== STORED DATA ==

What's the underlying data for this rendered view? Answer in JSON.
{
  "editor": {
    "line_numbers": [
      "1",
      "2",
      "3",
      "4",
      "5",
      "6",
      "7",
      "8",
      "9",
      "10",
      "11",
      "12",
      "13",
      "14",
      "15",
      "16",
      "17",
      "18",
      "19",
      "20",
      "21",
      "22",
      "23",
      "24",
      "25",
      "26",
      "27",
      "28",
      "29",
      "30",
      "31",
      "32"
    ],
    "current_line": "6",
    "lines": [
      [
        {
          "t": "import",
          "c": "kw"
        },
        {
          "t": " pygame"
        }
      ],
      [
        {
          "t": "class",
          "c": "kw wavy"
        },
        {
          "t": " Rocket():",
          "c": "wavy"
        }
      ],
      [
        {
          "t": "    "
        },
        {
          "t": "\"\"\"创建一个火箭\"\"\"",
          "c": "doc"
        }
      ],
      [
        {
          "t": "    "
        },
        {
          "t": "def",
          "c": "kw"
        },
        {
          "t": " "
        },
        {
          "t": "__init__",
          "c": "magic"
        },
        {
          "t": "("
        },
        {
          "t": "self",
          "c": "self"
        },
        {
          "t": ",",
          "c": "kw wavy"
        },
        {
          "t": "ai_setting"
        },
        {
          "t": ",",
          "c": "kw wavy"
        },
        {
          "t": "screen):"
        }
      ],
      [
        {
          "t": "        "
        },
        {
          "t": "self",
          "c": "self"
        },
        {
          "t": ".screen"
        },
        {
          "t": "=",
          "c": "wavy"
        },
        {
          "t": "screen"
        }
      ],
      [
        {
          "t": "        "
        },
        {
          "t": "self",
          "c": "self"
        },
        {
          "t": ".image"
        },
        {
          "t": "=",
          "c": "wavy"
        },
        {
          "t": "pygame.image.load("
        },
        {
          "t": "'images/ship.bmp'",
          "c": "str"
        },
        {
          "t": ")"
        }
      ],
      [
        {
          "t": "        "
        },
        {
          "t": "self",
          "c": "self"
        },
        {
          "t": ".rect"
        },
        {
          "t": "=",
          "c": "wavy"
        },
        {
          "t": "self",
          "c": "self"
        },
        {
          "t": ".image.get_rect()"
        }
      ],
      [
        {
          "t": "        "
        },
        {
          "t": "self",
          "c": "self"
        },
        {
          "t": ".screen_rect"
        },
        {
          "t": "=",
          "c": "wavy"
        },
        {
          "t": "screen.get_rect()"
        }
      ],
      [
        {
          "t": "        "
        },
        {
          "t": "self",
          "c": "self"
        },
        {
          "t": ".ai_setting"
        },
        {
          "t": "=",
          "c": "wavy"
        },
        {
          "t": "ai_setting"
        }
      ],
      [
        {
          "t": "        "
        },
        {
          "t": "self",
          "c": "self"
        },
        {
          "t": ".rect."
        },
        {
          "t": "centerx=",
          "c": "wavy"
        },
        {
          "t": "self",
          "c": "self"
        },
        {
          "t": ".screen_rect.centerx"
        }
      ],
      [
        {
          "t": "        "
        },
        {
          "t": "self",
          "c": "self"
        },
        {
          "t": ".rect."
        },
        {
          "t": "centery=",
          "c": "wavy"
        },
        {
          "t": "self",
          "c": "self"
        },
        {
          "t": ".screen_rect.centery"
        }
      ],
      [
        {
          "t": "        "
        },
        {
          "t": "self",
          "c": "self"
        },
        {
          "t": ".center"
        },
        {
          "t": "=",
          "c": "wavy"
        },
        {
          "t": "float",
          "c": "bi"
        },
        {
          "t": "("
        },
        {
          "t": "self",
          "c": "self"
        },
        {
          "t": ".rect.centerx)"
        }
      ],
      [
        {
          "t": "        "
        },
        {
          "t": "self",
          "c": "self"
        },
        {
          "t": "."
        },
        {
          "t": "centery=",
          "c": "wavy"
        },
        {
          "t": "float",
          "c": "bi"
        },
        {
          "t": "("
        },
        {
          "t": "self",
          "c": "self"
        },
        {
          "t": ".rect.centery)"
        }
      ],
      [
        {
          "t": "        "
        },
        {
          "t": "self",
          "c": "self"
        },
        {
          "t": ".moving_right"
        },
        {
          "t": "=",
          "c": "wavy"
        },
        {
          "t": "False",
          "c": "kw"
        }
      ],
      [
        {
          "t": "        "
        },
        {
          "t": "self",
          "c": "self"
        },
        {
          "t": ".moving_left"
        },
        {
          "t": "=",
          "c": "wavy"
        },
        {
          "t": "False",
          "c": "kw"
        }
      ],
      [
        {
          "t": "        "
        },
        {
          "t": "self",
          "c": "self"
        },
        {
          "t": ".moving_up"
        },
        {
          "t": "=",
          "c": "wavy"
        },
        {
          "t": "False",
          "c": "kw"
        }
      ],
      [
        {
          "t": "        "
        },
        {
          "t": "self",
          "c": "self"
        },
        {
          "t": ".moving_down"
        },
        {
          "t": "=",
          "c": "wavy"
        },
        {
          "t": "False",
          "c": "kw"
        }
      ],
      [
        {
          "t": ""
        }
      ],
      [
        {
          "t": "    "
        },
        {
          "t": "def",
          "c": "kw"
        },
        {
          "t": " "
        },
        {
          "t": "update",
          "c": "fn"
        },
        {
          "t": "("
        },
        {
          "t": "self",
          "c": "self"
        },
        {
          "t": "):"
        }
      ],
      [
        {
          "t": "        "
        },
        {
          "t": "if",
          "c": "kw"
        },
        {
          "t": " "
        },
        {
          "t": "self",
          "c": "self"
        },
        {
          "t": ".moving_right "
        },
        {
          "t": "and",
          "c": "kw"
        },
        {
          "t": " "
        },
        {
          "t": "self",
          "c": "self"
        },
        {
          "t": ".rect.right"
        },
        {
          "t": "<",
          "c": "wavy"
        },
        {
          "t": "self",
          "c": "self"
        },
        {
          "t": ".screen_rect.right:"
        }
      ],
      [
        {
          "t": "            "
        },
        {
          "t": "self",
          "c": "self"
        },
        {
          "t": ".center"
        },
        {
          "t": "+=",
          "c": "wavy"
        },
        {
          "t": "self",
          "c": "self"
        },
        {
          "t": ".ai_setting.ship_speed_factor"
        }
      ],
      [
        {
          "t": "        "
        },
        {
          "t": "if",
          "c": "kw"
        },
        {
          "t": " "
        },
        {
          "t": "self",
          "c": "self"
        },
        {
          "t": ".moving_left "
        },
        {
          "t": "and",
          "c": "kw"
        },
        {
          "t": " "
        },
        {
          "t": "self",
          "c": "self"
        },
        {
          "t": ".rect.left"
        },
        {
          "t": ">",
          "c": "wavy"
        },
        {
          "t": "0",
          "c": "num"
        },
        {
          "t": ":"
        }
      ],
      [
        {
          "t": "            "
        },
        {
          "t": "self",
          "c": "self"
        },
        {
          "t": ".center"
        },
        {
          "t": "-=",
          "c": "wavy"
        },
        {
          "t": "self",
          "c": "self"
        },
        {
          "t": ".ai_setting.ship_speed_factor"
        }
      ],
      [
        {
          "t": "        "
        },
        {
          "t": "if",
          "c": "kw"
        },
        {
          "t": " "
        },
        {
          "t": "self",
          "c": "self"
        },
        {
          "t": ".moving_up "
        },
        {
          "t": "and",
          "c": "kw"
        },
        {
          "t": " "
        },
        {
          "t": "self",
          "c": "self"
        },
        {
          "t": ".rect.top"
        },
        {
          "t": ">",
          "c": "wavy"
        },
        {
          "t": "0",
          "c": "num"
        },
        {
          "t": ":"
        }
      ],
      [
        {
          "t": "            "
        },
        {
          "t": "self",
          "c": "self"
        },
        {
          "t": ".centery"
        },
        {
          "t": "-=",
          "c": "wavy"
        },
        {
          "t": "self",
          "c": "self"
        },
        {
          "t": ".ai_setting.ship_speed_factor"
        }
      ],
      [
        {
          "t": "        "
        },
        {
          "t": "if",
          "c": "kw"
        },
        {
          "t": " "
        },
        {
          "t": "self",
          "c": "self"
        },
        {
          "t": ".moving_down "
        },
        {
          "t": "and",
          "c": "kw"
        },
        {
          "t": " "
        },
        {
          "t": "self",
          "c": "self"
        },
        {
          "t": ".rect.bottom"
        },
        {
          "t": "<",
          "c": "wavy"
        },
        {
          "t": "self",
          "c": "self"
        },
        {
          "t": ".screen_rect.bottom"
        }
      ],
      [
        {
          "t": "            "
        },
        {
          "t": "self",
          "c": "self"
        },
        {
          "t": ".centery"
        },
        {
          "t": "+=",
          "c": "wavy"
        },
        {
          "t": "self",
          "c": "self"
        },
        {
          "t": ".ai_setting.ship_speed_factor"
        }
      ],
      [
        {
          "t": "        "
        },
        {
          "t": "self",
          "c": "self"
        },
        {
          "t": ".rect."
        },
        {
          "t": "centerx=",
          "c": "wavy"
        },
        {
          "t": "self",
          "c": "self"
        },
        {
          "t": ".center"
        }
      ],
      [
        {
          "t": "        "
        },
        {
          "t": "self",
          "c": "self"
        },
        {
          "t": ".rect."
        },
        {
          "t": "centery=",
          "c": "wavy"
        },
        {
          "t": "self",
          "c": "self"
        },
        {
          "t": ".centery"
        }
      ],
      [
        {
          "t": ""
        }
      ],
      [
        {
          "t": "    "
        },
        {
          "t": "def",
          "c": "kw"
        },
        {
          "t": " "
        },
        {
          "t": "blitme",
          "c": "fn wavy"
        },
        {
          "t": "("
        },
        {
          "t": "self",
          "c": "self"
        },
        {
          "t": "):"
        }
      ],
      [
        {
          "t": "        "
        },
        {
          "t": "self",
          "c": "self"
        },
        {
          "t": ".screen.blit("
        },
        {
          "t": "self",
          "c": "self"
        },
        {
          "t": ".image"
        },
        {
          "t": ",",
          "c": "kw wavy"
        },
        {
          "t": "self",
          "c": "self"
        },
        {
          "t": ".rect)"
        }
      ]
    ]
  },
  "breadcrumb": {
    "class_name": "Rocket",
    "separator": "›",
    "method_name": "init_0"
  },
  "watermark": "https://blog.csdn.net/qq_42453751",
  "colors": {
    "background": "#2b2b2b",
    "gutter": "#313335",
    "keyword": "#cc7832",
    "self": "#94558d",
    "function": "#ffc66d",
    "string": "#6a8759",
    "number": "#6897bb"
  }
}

===

## SHORT PROBLEM:
Among the lines of the data, identify those with the word "centerx". Copy each of them.

## TASK SOLUTION:
          "t": "centerx=",
          "t": ".screen_rect.centerx"
          "t": ".rect.centerx)"
          "t": "centerx=",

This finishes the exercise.